■ Problem description
Show every line containing "name" by copying it.

◆ ◆ ◆ ◆ ◆

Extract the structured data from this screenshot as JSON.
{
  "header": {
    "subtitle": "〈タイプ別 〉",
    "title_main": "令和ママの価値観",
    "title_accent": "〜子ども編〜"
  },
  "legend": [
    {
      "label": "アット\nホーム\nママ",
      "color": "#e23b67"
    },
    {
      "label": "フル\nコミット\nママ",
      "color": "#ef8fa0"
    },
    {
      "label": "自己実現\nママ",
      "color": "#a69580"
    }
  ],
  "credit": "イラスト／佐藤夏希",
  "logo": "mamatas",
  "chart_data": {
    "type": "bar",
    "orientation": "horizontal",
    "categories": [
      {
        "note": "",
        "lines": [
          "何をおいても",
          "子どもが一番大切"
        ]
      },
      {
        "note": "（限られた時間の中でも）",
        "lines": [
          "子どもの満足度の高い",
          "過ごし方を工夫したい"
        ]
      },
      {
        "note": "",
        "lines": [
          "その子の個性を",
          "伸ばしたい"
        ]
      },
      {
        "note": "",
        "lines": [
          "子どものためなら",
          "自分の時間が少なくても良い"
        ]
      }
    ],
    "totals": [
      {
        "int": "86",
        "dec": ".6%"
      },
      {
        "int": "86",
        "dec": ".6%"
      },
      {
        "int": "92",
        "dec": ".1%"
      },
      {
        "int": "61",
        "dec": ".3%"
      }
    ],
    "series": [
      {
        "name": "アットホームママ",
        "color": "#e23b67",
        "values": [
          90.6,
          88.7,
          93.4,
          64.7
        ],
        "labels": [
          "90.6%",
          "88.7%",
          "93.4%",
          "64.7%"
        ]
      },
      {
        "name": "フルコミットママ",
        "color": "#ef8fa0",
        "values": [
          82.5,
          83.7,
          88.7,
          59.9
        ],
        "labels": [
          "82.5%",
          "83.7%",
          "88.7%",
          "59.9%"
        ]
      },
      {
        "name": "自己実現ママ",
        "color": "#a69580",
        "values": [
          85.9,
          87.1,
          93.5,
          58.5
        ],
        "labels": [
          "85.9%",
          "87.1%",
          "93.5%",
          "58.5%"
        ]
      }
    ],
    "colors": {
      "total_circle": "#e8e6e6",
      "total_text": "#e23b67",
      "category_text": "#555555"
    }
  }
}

◆ ◆ ◆ ◆ ◆

■ Final result
        "name": "アットホームママ",
        "name": "フルコミットママ",
        "name": "自己実現ママ",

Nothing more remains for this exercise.